* EXERCISE DETAILS: Look through the data for the string "page". Copy every line where it is found.

---*---

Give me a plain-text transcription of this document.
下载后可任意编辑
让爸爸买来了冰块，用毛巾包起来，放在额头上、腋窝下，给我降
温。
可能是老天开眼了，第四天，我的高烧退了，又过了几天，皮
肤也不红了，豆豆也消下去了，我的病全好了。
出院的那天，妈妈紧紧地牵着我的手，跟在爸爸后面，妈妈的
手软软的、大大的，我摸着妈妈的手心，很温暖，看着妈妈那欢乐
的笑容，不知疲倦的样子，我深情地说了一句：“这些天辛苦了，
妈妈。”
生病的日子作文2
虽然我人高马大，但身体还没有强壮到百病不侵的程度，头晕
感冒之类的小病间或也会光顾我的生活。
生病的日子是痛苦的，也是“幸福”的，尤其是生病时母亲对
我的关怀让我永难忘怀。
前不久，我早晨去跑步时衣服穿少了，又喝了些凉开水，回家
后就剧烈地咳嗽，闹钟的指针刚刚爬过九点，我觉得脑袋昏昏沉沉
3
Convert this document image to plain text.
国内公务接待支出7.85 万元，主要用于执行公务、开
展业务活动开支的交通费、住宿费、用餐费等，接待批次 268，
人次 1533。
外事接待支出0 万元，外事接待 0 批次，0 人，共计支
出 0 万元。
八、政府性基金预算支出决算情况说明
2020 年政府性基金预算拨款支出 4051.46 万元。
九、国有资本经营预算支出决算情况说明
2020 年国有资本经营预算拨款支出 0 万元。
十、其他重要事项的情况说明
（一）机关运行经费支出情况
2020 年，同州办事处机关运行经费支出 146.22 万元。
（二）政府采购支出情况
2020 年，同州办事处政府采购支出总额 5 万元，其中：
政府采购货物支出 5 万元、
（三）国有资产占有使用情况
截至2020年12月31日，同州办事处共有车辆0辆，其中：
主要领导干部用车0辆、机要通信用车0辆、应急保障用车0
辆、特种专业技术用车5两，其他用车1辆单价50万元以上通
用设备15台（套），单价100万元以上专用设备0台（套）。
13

---*---

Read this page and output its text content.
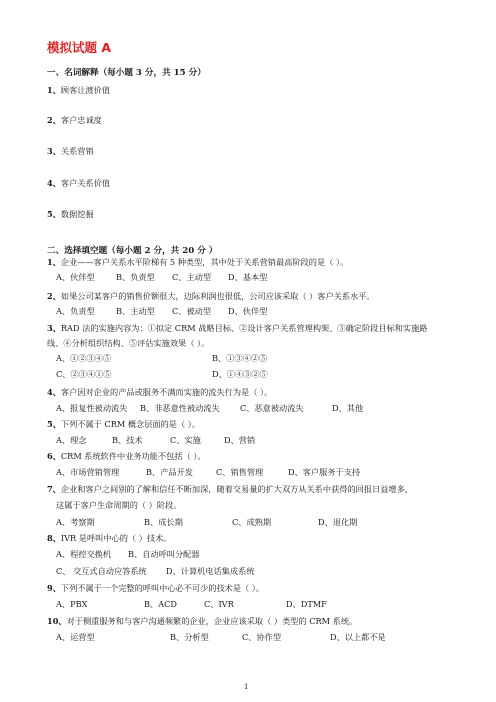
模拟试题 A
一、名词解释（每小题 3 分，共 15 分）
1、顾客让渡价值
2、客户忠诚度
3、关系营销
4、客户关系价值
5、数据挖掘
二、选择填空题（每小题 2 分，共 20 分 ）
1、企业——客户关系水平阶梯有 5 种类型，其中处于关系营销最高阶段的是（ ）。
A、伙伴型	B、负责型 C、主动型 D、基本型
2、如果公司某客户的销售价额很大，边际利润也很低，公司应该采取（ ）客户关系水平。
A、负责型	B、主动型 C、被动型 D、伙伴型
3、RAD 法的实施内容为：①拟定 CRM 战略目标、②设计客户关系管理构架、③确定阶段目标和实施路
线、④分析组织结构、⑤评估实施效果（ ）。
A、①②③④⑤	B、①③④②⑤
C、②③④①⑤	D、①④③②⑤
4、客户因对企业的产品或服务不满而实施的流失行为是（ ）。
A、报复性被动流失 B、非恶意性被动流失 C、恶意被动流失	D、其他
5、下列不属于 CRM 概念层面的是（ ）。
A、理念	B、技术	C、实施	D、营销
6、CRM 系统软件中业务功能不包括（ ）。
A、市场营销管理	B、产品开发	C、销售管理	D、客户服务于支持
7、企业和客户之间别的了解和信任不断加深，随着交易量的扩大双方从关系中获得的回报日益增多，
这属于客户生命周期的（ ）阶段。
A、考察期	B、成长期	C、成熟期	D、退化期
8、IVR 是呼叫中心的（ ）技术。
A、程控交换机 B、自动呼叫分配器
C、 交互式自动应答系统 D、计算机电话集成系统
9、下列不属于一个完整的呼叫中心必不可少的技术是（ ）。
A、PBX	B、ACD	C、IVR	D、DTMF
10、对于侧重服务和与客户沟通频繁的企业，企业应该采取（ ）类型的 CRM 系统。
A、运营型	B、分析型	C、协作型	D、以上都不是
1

---*---

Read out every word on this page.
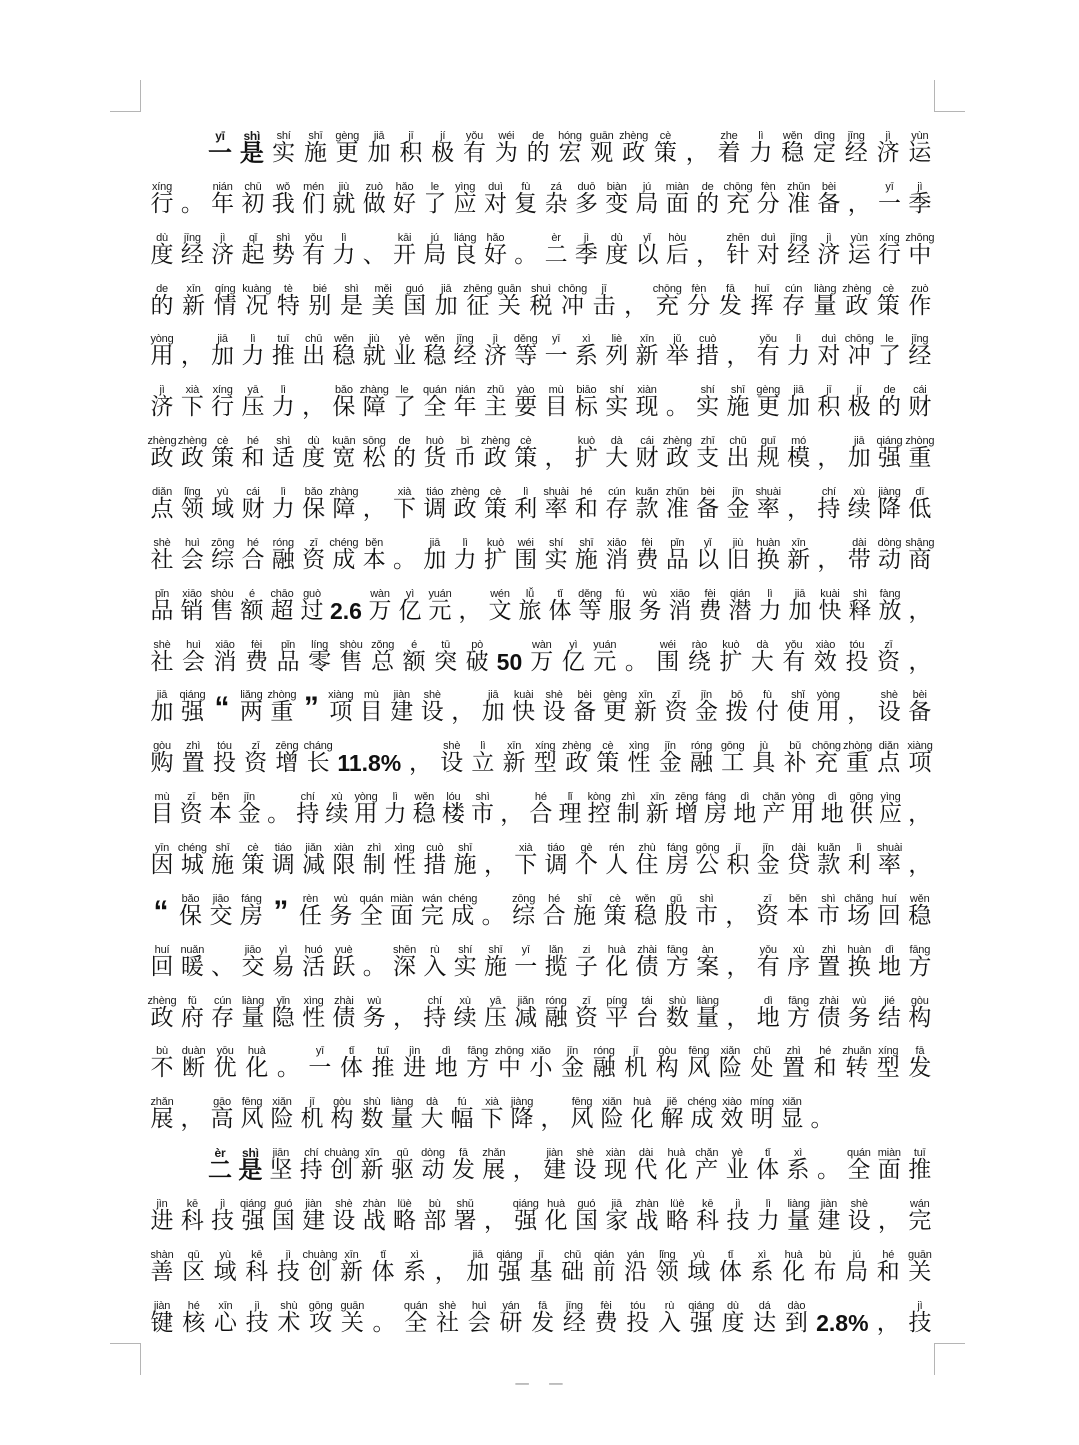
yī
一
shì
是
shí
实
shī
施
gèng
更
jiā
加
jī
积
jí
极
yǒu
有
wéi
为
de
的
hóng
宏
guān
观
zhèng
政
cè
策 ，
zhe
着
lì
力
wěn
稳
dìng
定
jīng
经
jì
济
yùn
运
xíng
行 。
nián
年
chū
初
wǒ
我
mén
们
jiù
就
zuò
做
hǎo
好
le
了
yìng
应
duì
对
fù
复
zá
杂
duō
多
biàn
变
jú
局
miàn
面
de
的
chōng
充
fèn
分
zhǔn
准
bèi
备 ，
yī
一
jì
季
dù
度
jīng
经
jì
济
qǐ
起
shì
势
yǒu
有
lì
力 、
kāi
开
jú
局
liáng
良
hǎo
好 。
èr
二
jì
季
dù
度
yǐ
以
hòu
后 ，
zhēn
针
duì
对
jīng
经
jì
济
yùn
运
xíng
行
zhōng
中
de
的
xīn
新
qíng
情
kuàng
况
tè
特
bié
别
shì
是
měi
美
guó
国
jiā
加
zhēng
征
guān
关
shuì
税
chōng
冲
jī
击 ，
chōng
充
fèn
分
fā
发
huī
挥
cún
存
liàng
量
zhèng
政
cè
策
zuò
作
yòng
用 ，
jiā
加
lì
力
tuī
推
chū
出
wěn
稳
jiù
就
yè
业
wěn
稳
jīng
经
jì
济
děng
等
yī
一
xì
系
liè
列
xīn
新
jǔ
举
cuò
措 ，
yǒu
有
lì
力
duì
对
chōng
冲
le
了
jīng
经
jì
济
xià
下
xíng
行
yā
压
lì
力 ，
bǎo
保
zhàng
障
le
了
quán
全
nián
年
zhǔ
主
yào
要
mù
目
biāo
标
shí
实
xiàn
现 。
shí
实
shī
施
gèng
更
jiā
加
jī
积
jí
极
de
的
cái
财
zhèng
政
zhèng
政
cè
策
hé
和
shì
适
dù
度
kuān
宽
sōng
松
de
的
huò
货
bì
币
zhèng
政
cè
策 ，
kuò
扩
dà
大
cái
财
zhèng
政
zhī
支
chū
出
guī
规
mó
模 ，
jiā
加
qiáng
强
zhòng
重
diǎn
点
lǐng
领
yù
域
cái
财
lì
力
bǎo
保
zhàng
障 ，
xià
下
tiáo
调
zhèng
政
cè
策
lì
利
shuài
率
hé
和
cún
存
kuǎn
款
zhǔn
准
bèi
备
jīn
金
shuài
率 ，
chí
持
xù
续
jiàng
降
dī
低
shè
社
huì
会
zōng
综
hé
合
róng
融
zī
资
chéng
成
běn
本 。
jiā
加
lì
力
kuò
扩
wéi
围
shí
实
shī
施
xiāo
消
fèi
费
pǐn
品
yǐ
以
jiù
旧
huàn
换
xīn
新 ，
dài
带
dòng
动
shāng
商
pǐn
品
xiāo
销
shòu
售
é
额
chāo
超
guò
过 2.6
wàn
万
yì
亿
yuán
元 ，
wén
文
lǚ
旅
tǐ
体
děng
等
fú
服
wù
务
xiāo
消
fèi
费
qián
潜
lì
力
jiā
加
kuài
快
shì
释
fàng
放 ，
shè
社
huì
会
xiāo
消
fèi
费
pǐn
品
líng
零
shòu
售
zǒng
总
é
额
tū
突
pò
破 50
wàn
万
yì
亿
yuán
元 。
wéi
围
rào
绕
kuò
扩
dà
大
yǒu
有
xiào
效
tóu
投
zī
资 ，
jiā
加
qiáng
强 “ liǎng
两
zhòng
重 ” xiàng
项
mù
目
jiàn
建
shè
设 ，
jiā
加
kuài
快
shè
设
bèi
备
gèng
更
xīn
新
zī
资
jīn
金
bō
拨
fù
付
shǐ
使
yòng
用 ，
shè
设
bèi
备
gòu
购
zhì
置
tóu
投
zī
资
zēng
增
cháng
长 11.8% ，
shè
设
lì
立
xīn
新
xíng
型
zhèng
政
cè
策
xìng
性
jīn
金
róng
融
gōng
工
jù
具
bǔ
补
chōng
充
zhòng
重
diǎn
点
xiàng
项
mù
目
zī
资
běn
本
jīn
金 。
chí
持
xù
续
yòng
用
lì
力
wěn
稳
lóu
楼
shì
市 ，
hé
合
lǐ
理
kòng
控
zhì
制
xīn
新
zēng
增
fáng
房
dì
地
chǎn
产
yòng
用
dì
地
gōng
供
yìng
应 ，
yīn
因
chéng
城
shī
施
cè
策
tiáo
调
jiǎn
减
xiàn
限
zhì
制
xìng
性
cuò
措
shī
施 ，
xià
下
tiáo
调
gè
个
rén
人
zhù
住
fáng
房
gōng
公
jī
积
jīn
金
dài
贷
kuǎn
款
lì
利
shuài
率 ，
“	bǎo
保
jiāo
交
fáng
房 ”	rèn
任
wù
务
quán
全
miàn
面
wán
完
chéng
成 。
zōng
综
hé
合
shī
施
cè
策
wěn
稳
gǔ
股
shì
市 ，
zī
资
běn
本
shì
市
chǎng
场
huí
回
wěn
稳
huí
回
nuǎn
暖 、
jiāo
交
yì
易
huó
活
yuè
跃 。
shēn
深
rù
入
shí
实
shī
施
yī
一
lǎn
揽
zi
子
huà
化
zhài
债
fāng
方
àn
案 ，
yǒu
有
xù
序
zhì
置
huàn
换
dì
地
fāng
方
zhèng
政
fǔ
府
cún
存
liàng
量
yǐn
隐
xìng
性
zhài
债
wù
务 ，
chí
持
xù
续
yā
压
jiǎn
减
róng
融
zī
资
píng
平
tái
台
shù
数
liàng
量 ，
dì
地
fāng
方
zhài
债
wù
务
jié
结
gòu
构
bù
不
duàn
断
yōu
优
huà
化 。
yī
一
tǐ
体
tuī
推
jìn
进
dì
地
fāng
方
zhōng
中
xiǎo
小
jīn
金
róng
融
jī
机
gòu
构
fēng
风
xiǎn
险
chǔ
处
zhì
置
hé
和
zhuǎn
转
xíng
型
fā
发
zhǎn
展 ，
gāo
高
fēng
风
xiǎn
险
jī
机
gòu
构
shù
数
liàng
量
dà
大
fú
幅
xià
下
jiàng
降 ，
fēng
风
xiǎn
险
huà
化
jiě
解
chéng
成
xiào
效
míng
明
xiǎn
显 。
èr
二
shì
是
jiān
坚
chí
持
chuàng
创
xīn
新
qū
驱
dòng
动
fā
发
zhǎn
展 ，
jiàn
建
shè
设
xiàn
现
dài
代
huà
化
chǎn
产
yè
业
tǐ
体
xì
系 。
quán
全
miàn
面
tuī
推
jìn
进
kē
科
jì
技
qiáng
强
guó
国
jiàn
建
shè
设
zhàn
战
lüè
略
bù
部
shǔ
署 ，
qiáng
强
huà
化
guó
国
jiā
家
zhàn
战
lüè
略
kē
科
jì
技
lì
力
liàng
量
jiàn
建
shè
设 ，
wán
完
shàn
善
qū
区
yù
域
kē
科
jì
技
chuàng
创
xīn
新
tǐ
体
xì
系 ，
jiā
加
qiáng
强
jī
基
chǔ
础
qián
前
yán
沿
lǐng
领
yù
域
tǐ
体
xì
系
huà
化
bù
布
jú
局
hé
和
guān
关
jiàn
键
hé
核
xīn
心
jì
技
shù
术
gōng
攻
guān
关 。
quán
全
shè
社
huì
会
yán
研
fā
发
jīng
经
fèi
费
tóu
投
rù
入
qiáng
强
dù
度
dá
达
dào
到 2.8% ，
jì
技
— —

---*---

* FINISHED TASK:
Read this page and output its text content.
Read out every word on this page.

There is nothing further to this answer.